§ ROWS
## Begin
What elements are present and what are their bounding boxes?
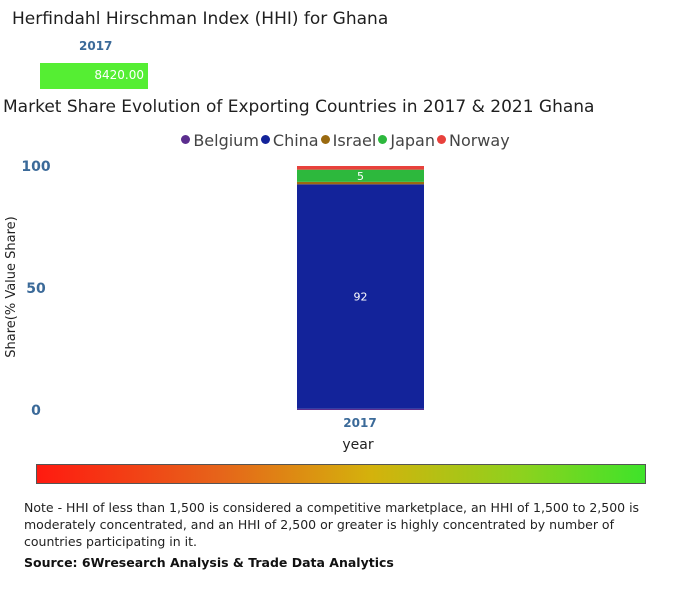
legend-label: Norway xyxy=(448,131,510,150)
legend-label: China xyxy=(272,131,319,150)
legend-dot-icon xyxy=(378,135,388,144)
bar-segment-china[interactable] xyxy=(297,184,424,409)
legend-item-norway[interactable]: Norway xyxy=(436,131,510,150)
hhi-scale-gradient xyxy=(36,464,646,484)
legend-dot-icon xyxy=(181,135,191,144)
bar-segment-belgium[interactable] xyxy=(297,408,424,410)
source-text: Source: 6Wresearch Analysis & Trade Data… xyxy=(24,555,394,570)
x-axis-label: year xyxy=(342,437,373,453)
y-tick-label: 50 xyxy=(26,281,46,297)
legend-dot-icon xyxy=(320,135,330,144)
legend-item-china[interactable]: China xyxy=(260,131,319,150)
data-label-china: 92 xyxy=(354,291,368,304)
x-tick-label: 2017 xyxy=(343,416,376,430)
stacked-bar-chart: 0 50 100 92 5 2017 year Share(% Value Share… xyxy=(4,159,424,453)
legend-item-belgium[interactable]: Belgium xyxy=(181,131,259,150)
y-tick-label: 0 xyxy=(31,403,41,419)
legend-dot-icon xyxy=(260,135,270,144)
y-axis-ticks: 0 50 100 xyxy=(21,159,50,419)
legend-label: Belgium xyxy=(193,131,259,150)
hhi-year-label: 2017 xyxy=(79,39,113,53)
legend-label: Israel xyxy=(332,131,377,150)
chart-legend: Belgium China Israel Japan Norway xyxy=(0,131,691,150)
bar-segment-norway[interactable] xyxy=(297,166,424,170)
bar-labels: 92 5 xyxy=(354,170,368,304)
legend-label: Japan xyxy=(390,131,435,150)
chart-title: Market Share Evolution of Exporting Coun… xyxy=(3,97,595,117)
legend-item-israel[interactable]: Israel xyxy=(320,131,377,150)
y-axis-label: Share(% Value Share) xyxy=(4,216,19,358)
hhi-title: Herfindahl Hirschman Index (HHI) for Gha… xyxy=(12,9,389,29)
note-text: Note - HHI of less than 1,500 is conside… xyxy=(24,500,640,549)
legend-dot-icon xyxy=(436,135,446,144)
bar-segment-israel[interactable] xyxy=(297,181,424,185)
y-tick-label: 100 xyxy=(21,159,50,175)
bar-stack xyxy=(297,166,424,410)
data-label-japan: 5 xyxy=(357,170,364,183)
hhi-value-bar: 8420.00 xyxy=(40,63,148,89)
bar-segment-japan[interactable] xyxy=(297,169,424,182)
legend-item-japan[interactable]: Japan xyxy=(378,131,435,150)
hhi-value: 8420.00 xyxy=(94,68,144,82)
## End
§ PROBLEM
Could you write out all the records above again with every "legend-dot-icon" swapped for "legend-marker", leaving the pictures out and everything else unchanged?

§ SOLUTION BELOW
What elements are present and what are their bounding boxes?
legend-label: Norway xyxy=(448,131,510,150)
legend-label: China xyxy=(272,131,319,150)
legend-marker xyxy=(378,135,388,144)
bar-segment-china[interactable] xyxy=(297,184,424,409)
legend-item-norway[interactable]: Norway xyxy=(436,131,510,150)
hhi-scale-gradient xyxy=(36,464,646,484)
legend-marker xyxy=(181,135,191,144)
bar-segment-belgium[interactable] xyxy=(297,408,424,410)
source-text: Source: 6Wresearch Analysis & Trade Data… xyxy=(24,555,394,570)
x-axis-label: year xyxy=(342,437,373,453)
y-tick-label: 50 xyxy=(26,281,46,297)
legend-marker xyxy=(320,135,330,144)
legend-item-china[interactable]: China xyxy=(260,131,319,150)
data-label-china: 92 xyxy=(354,291,368,304)
x-tick-label: 2017 xyxy=(343,416,376,430)
stacked-bar-chart: 0 50 100 92 5 2017 year Share(% Value Share… xyxy=(4,159,424,453)
legend-item-belgium[interactable]: Belgium xyxy=(181,131,259,150)
y-tick-label: 0 xyxy=(31,403,41,419)
legend-marker xyxy=(260,135,270,144)
y-axis-ticks: 0 50 100 xyxy=(21,159,50,419)
legend-label: Belgium xyxy=(193,131,259,150)
hhi-year-label: 2017 xyxy=(79,39,113,53)
legend-label: Israel xyxy=(332,131,377,150)
chart-legend: Belgium China Israel Japan Norway xyxy=(0,131,691,150)
bar-segment-norway[interactable] xyxy=(297,166,424,170)
bar-labels: 92 5 xyxy=(354,170,368,304)
legend-label: Japan xyxy=(390,131,435,150)
chart-title: Market Share Evolution of Exporting Coun… xyxy=(3,97,595,117)
legend-item-israel[interactable]: Israel xyxy=(320,131,377,150)
y-axis-label: Share(% Value Share) xyxy=(4,216,19,358)
hhi-title: Herfindahl Hirschman Index (HHI) for Gha… xyxy=(12,9,389,29)
note-text: Note - HHI of less than 1,500 is conside… xyxy=(24,500,640,549)
legend-marker xyxy=(436,135,446,144)
bar-segment-israel[interactable] xyxy=(297,181,424,185)
y-tick-label: 100 xyxy=(21,159,50,175)
bar-stack xyxy=(297,166,424,410)
data-label-japan: 5 xyxy=(357,170,364,183)
hhi-value-bar: 8420.00 xyxy=(40,63,148,89)
bar-segment-japan[interactable] xyxy=(297,169,424,182)
legend-item-japan[interactable]: Japan xyxy=(378,131,435,150)
hhi-value: 8420.00 xyxy=(94,68,144,82)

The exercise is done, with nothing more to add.